[Raw records]:

_ _ _

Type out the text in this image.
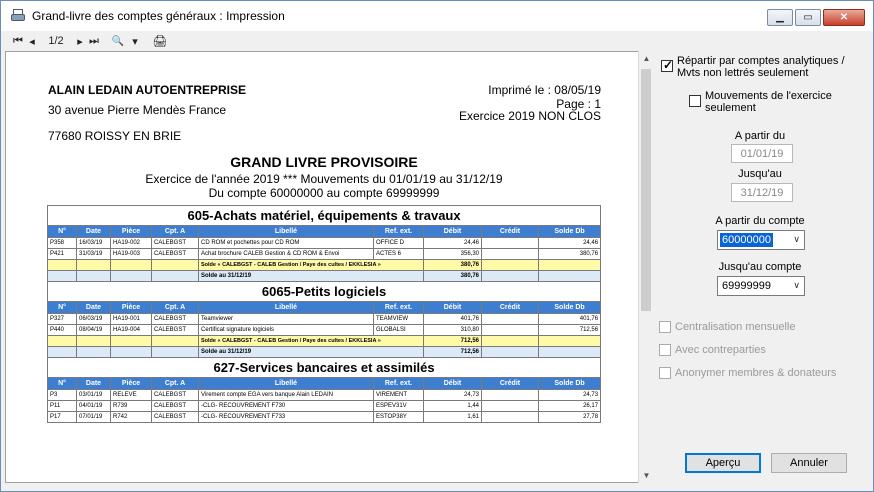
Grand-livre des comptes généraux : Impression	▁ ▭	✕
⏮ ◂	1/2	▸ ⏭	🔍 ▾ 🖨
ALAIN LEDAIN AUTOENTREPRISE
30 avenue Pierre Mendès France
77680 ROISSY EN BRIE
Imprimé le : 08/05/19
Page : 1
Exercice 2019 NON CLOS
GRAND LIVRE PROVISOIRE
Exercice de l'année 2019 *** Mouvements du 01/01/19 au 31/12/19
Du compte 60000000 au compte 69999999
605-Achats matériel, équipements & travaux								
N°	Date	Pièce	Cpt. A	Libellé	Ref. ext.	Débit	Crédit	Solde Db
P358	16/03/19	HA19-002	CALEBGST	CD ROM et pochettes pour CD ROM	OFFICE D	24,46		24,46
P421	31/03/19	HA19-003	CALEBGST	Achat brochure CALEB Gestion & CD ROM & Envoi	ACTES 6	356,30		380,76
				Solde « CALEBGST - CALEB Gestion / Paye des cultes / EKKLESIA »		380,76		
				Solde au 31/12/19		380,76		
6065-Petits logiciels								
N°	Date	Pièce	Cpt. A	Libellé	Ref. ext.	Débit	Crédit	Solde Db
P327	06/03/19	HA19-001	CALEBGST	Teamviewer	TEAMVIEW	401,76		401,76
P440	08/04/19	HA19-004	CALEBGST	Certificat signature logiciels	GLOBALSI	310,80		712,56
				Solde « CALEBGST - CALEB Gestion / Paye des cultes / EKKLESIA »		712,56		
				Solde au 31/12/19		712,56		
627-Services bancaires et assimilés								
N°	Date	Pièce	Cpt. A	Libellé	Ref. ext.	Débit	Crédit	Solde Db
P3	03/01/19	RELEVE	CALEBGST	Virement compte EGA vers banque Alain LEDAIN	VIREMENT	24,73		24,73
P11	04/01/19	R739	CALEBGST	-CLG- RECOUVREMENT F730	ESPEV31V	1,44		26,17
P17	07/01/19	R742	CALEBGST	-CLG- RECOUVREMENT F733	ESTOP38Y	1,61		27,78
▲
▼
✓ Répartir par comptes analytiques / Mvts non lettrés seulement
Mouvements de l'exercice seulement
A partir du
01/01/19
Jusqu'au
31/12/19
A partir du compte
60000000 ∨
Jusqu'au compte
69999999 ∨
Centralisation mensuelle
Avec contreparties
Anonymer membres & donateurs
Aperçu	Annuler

_ _ _

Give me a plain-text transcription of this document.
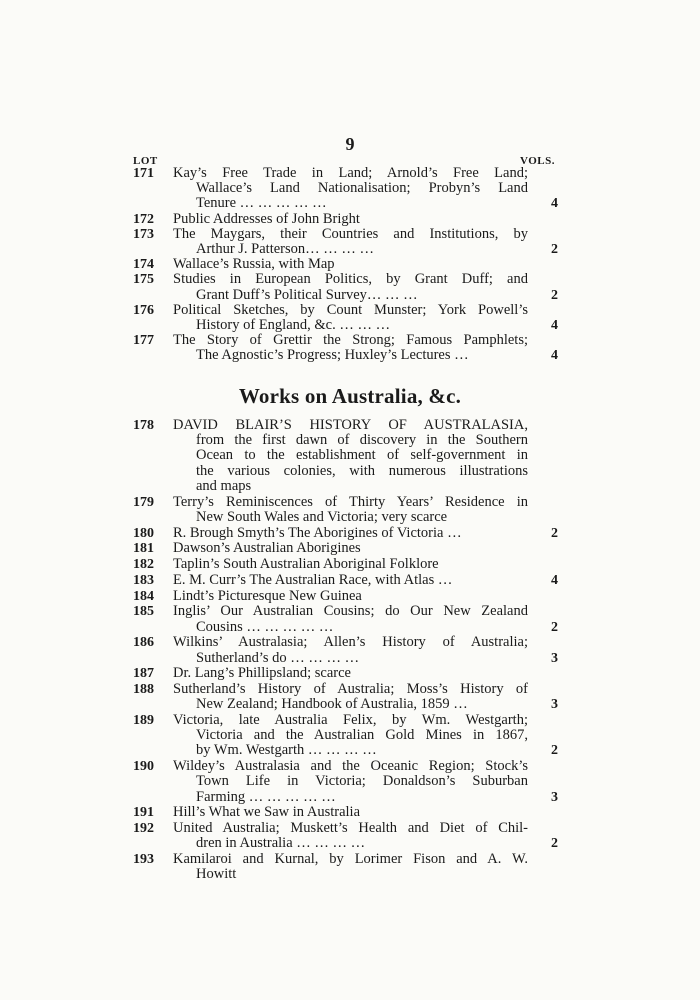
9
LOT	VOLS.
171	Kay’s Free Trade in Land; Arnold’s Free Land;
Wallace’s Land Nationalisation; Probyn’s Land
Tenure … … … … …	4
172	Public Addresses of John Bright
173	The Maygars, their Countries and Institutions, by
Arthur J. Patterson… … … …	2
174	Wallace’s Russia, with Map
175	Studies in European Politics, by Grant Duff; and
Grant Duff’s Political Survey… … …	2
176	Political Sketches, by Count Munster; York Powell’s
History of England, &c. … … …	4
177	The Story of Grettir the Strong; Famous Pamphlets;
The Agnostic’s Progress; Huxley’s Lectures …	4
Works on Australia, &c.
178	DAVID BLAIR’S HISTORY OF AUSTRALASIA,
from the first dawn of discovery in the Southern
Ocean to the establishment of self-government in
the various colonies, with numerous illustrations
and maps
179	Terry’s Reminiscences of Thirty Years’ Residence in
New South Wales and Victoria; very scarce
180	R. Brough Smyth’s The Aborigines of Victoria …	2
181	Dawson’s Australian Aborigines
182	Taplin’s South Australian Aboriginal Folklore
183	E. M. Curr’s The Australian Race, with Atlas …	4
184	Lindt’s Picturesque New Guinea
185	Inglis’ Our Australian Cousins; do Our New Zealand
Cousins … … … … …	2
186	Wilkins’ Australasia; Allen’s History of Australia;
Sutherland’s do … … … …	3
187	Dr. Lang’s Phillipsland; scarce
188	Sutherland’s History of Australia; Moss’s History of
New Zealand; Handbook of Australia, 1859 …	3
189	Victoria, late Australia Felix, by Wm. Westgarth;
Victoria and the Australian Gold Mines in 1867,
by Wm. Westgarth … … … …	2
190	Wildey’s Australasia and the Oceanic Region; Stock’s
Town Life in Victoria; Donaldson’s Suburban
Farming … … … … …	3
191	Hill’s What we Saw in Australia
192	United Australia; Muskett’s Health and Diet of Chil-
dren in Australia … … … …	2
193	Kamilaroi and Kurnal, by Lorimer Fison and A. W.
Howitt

_ _ _

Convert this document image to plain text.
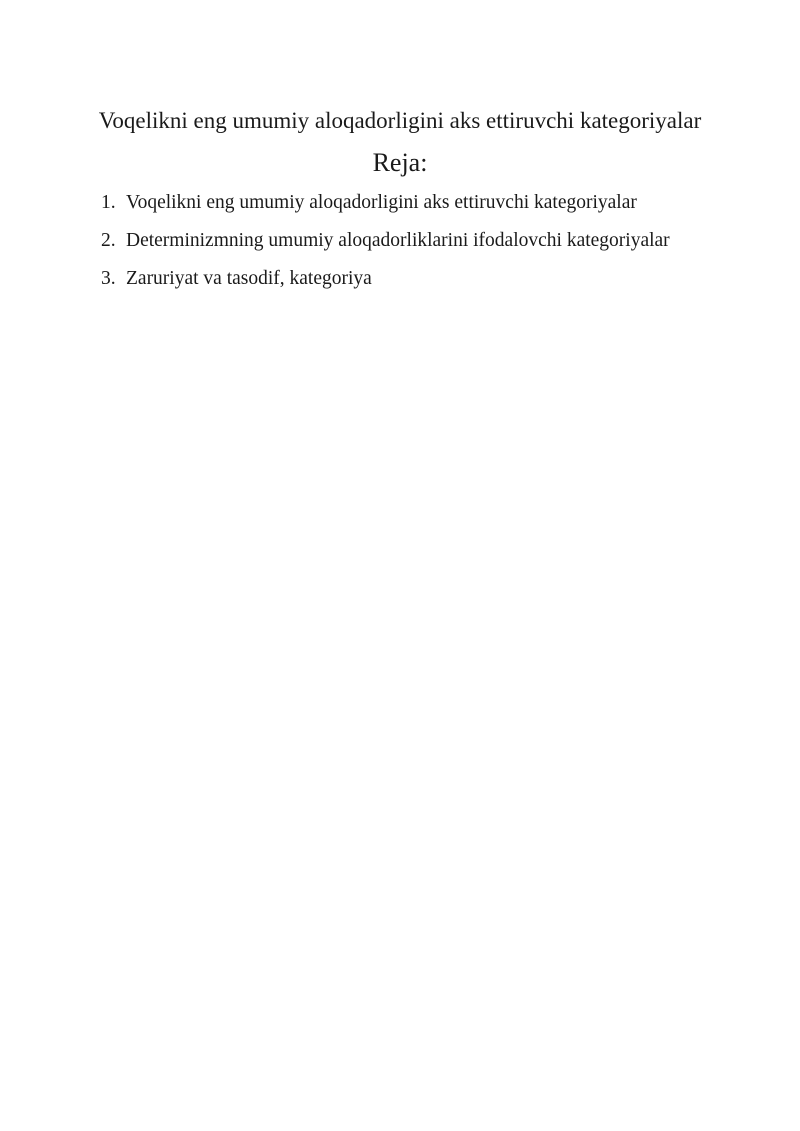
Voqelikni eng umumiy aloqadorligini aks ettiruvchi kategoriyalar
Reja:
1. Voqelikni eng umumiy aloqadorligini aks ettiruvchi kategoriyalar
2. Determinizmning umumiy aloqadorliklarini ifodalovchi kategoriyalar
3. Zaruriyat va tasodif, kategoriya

_ _ _

[What to produce]: Return the lines of the records that include the string "Westgarth".

[Exercise solution]:
189	Victoria, late Australia Felix, by Wm. Westgarth;
by Wm. Westgarth … … … …	2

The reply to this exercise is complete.